Pull out each line of the entries below that contains the string "slot" and copy it in full. Case counts when matching.

**PROVIDED ENTRIES:**
========

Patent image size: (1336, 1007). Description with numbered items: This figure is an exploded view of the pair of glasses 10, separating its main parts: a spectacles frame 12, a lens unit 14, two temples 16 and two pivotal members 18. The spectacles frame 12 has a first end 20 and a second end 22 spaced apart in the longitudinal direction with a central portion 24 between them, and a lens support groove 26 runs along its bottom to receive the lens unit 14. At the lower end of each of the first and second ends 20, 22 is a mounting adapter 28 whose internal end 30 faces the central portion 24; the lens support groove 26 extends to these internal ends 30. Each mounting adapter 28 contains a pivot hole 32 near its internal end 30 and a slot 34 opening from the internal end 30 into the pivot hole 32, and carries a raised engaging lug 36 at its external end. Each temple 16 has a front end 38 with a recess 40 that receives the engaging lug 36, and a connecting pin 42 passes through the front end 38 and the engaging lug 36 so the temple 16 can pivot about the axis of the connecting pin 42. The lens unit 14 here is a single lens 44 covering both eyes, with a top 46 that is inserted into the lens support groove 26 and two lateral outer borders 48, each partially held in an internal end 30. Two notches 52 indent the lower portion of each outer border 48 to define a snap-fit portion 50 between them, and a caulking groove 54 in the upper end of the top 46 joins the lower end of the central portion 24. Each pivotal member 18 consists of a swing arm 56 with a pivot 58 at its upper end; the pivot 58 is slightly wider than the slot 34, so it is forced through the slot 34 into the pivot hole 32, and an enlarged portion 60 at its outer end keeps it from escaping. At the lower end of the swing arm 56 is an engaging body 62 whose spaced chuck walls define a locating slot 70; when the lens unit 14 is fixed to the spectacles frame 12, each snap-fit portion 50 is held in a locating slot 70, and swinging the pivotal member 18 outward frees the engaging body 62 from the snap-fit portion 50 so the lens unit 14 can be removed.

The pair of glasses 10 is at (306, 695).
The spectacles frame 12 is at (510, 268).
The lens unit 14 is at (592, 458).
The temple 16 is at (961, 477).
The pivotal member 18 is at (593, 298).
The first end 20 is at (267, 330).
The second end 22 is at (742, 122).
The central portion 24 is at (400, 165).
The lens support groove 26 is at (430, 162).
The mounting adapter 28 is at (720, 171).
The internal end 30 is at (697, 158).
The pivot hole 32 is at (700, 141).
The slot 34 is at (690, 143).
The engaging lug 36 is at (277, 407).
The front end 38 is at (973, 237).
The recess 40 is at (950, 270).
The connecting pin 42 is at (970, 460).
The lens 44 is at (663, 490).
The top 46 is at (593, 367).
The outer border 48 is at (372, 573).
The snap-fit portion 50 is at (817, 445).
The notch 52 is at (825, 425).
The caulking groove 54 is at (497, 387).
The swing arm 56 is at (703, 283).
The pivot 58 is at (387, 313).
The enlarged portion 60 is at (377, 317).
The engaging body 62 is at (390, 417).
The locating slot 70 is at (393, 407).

========

**TASK OUTPUT:**
Patent image size: (1336, 1007). Description with numbered items: This figure is an exploded view of the pair of glasses 10, separating its main parts: a spectacles frame 12, a lens unit 14, two temples 16 and two pivotal members 18. The spectacles frame 12 has a first end 20 and a second end 22 spaced apart in the longitudinal direction with a central portion 24 between them, and a lens support groove 26 runs along its bottom to receive the lens unit 14. At the lower end of each of the first and second ends 20, 22 is a mounting adapter 28 whose internal end 30 faces the central portion 24; the lens support groove 26 extends to these internal ends 30. Each mounting adapter 28 contains a pivot hole 32 near its internal end 30 and a slot 34 opening from the internal end 30 into the pivot hole 32, and carries a raised engaging lug 36 at its external end. Each temple 16 has a front end 38 with a recess 40 that receives the engaging lug 36, and a connecting pin 42 passes through the front end 38 and the engaging lug 36 so the temple 16 can pivot about the axis of the connecting pin 42. The lens unit 14 here is a single lens 44 covering both eyes, with a top 46 that is inserted into the lens support groove 26 and two lateral outer borders 48, each partially held in an internal end 30. Two notches 52 indent the lower portion of each outer border 48 to define a snap-fit portion 50 between them, and a caulking groove 54 in the upper end of the top 46 joins the lower end of the central portion 24. Each pivotal member 18 consists of a swing arm 56 with a pivot 58 at its upper end; the pivot 58 is slightly wider than the slot 34, so it is forced through the slot 34 into the pivot hole 32, and an enlarged portion 60 at its outer end keeps it from escaping. At the lower end of the swing arm 56 is an engaging body 62 whose spaced chuck walls define a locating slot 70; when the lens unit 14 is fixed to the spectacles frame 12, each snap-fit portion 50 is held in a locating slot 70, and swinging the pivotal member 18 outward frees the engaging body 62 from the snap-fit portion 50 so the lens unit 14 can be removed.
The slot 34 is at (690, 143).
The locating slot 70 is at (393, 407).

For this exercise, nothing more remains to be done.